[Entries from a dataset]
┌────────

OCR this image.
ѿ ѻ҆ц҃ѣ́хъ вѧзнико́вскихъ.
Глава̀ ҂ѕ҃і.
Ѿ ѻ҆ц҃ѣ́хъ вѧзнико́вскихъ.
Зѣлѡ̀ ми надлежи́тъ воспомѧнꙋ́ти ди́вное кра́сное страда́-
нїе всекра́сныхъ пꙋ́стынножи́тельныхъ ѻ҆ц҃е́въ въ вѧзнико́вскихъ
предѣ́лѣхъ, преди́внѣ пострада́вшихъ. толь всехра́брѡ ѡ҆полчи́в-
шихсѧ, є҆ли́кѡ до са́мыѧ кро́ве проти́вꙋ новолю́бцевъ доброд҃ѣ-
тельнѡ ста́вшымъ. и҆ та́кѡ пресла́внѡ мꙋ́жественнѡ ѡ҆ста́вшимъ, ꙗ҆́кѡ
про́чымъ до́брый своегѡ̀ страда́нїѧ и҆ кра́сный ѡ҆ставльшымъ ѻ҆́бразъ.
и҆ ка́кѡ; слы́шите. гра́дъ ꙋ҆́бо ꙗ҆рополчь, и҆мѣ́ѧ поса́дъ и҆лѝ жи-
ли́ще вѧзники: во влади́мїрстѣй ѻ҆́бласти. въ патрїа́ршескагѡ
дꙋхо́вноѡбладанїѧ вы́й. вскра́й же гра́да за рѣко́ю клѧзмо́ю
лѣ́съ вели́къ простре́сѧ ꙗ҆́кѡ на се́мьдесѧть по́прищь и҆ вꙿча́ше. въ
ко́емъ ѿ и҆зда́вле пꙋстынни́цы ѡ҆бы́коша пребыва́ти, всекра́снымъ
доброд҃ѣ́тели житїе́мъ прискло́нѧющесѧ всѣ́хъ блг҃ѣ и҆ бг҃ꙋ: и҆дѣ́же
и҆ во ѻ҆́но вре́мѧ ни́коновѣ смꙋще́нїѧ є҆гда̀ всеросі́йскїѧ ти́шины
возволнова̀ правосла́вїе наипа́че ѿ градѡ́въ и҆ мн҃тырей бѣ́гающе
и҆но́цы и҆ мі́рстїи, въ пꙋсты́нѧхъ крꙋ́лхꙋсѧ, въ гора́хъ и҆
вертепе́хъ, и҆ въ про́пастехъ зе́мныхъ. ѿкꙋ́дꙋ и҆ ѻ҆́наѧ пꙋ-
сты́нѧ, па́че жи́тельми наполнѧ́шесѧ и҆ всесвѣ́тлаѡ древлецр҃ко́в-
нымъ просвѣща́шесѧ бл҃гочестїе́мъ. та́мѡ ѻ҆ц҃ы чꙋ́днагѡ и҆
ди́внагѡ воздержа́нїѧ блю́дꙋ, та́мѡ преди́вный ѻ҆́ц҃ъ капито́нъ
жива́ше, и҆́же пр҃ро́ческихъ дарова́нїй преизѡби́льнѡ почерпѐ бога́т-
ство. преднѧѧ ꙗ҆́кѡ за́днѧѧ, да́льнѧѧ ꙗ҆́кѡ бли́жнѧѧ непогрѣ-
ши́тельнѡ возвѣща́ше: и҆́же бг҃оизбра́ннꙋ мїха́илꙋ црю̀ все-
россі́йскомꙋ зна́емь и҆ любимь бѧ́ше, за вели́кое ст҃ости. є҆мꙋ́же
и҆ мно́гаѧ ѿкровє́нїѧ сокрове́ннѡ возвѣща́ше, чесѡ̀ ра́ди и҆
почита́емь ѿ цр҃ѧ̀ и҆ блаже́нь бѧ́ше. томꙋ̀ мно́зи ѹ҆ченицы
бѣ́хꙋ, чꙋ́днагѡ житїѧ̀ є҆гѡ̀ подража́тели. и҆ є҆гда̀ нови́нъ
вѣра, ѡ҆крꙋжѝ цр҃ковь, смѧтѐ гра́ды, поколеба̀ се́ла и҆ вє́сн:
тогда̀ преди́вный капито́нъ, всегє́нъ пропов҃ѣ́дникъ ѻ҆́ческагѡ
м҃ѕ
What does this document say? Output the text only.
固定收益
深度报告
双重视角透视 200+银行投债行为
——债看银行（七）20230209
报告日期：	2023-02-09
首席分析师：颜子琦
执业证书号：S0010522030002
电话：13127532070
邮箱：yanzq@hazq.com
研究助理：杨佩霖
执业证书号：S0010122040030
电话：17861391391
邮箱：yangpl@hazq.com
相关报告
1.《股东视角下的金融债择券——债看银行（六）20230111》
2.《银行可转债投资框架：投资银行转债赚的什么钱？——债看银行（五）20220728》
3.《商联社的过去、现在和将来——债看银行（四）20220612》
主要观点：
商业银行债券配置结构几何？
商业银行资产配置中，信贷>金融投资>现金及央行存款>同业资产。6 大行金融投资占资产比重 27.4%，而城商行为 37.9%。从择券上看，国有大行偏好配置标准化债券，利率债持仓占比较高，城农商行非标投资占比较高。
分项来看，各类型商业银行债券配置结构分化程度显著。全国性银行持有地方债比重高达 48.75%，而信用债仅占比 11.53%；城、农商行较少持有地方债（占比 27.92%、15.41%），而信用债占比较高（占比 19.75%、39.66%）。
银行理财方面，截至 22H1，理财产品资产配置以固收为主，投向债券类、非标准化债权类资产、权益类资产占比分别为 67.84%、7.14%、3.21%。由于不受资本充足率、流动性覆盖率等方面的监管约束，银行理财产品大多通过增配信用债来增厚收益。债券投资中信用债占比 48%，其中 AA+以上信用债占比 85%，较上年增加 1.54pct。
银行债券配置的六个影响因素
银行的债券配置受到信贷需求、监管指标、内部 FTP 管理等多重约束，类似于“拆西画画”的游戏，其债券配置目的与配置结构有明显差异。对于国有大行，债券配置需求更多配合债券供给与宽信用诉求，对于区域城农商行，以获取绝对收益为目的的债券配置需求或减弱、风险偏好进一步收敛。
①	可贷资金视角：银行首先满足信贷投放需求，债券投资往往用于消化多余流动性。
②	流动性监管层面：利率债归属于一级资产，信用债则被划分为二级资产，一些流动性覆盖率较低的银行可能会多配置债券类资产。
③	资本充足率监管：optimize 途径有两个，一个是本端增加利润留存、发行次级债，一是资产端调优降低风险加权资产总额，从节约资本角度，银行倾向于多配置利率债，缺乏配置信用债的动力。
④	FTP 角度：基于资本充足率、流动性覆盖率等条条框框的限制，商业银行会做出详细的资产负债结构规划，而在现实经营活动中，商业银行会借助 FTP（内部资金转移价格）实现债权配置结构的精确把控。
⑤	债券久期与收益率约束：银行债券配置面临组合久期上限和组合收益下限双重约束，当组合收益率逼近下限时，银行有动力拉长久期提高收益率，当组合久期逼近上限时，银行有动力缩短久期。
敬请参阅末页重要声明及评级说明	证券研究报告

└────────

[PROBLEM TO SOLVE]
Scan the lines above for "this", then copy every one that has it.

[ANSWER TO THE TASK]
OCR this image.
What does this document say? Output the text only.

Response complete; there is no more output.